## Short exercise
Go through the material below and count the lines with the string "Durchschnittliche"; the number is the whole answer.

Records from a collection of figures:
######
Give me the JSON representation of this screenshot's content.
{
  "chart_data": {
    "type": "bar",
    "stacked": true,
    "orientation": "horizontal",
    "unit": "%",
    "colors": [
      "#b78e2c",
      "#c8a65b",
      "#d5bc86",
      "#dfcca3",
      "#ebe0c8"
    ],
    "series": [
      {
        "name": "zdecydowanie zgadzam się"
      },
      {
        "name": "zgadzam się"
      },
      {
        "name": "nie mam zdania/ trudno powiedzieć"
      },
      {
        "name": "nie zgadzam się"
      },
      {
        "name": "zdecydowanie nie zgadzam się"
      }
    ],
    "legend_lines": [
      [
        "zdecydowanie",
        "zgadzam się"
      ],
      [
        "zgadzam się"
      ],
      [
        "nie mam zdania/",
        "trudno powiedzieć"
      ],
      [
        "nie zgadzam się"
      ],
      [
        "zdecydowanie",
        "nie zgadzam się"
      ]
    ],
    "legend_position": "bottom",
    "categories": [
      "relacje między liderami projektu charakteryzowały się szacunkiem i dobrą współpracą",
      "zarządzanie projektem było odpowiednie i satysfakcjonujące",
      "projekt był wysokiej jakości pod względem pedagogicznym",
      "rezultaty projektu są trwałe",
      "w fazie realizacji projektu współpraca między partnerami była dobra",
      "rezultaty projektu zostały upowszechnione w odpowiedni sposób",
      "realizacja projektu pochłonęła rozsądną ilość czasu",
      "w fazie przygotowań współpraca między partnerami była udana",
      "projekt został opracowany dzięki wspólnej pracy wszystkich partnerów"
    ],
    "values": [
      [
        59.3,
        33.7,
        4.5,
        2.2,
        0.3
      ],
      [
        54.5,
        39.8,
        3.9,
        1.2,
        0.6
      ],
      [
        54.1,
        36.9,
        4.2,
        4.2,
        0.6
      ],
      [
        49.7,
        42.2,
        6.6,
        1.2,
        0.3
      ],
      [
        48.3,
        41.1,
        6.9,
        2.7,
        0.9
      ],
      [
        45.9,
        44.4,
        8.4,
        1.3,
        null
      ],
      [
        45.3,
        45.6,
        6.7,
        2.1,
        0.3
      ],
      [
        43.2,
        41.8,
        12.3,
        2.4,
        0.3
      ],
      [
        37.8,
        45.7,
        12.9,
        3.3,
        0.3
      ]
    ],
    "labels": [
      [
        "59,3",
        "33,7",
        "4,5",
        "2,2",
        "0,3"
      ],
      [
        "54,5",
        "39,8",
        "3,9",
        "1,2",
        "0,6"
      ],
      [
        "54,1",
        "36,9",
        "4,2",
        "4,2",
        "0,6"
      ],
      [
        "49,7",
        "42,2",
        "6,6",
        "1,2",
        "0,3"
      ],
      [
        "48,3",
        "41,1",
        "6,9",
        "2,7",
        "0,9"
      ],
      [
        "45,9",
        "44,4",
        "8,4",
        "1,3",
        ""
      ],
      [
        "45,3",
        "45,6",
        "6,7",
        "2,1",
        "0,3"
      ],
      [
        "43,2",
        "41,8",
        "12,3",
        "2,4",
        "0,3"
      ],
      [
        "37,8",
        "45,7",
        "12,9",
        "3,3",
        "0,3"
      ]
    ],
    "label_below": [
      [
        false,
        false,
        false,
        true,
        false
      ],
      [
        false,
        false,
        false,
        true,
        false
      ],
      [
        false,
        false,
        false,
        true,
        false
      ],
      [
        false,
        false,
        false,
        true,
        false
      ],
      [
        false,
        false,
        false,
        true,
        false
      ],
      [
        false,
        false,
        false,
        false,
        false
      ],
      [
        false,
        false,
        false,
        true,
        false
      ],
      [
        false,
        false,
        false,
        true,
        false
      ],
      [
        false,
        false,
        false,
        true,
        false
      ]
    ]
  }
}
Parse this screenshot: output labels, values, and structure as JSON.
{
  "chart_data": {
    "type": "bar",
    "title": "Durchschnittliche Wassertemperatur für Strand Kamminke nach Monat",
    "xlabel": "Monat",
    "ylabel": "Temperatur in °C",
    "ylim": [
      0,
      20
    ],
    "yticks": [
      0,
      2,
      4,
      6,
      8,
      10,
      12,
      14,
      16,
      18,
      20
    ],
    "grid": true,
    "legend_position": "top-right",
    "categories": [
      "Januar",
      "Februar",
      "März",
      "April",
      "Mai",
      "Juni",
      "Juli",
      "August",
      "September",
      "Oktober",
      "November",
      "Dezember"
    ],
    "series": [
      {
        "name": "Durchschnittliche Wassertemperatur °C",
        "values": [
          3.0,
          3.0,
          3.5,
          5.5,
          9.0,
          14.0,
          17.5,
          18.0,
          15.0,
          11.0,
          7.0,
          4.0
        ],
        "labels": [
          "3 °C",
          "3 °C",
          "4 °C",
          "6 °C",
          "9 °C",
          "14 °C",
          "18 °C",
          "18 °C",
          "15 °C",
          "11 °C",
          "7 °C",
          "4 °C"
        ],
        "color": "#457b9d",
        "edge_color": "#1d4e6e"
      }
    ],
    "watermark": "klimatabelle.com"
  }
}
######
## Task output
2